• _The exercise_:
All entries are to be quoted exactly; the images stay out of the copy.

* * * * * * * * *

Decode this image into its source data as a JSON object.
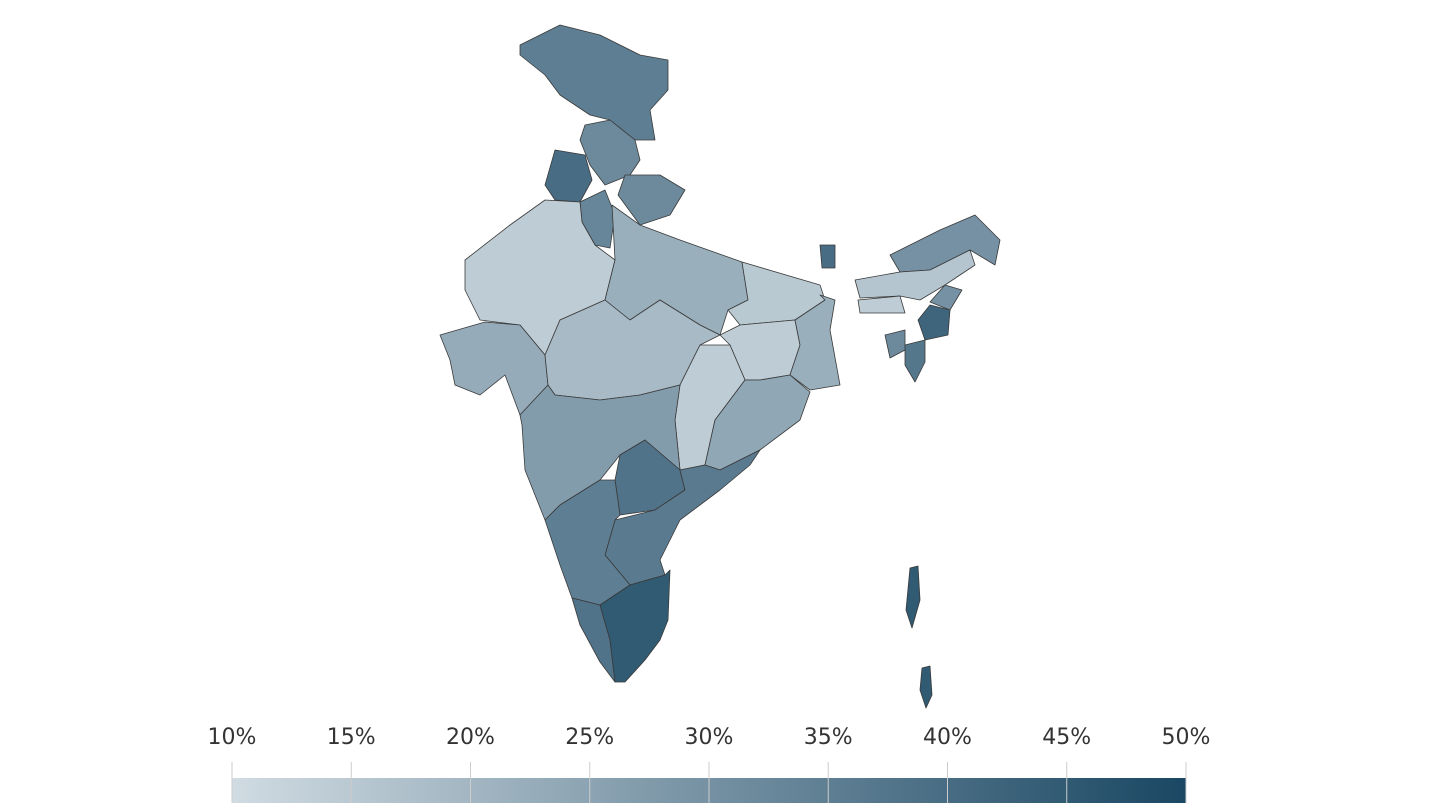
{
  "chart_data": {
    "type": "choropleth",
    "values": [
      35,
      32,
      40,
      32,
      33,
      14,
      22,
      15,
      23,
      19,
      14,
      22,
      14,
      24,
      27,
      38,
      36,
      35,
      38,
      45,
      40,
      30,
      16,
      14,
      30,
      42,
      37,
      32,
      45,
      45
    ],
    "colorscale": [
      "#d0dbe2",
      "#1a4763"
    ],
    "clim": [
      10,
      50
    ],
    "cticks": [
      {
        "value": 10,
        "label": "10%"
      },
      {
        "value": 15,
        "label": "15%"
      },
      {
        "value": 20,
        "label": "20%"
      },
      {
        "value": 25,
        "label": "25%"
      },
      {
        "value": 30,
        "label": "30%"
      },
      {
        "value": 35,
        "label": "35%"
      },
      {
        "value": 40,
        "label": "40%"
      },
      {
        "value": 45,
        "label": "45%"
      },
      {
        "value": 50,
        "label": "50%"
      }
    ]
  }
}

* * * * * * * * *

• _Task output_:
Decode this image into its source data as a JSON object.
{
  "chart_data": {
    "type": "choropleth",
    "values": [
      35,
      32,
      40,
      32,
      33,
      14,
      22,
      15,
      23,
      19,
      14,
      22,
      14,
      24,
      27,
      38,
      36,
      35,
      38,
      45,
      40,
      30,
      16,
      14,
      30,
      42,
      37,
      32,
      45,
      45
    ],
    "colorscale": [
      "#d0dbe2",
      "#1a4763"
    ],
    "clim": [
      10,
      50
    ],
    "cticks": [
      {
        "value": 10,
        "label": "10%"
      },
      {
        "value": 15,
        "label": "15%"
      },
      {
        "value": 20,
        "label": "20%"
      },
      {
        "value": 25,
        "label": "25%"
      },
      {
        "value": 30,
        "label": "30%"
      },
      {
        "value": 35,
        "label": "35%"
      },
      {
        "value": 40,
        "label": "40%"
      },
      {
        "value": 45,
        "label": "45%"
      },
      {
        "value": 50,
        "label": "50%"
      }
    ]
  }
}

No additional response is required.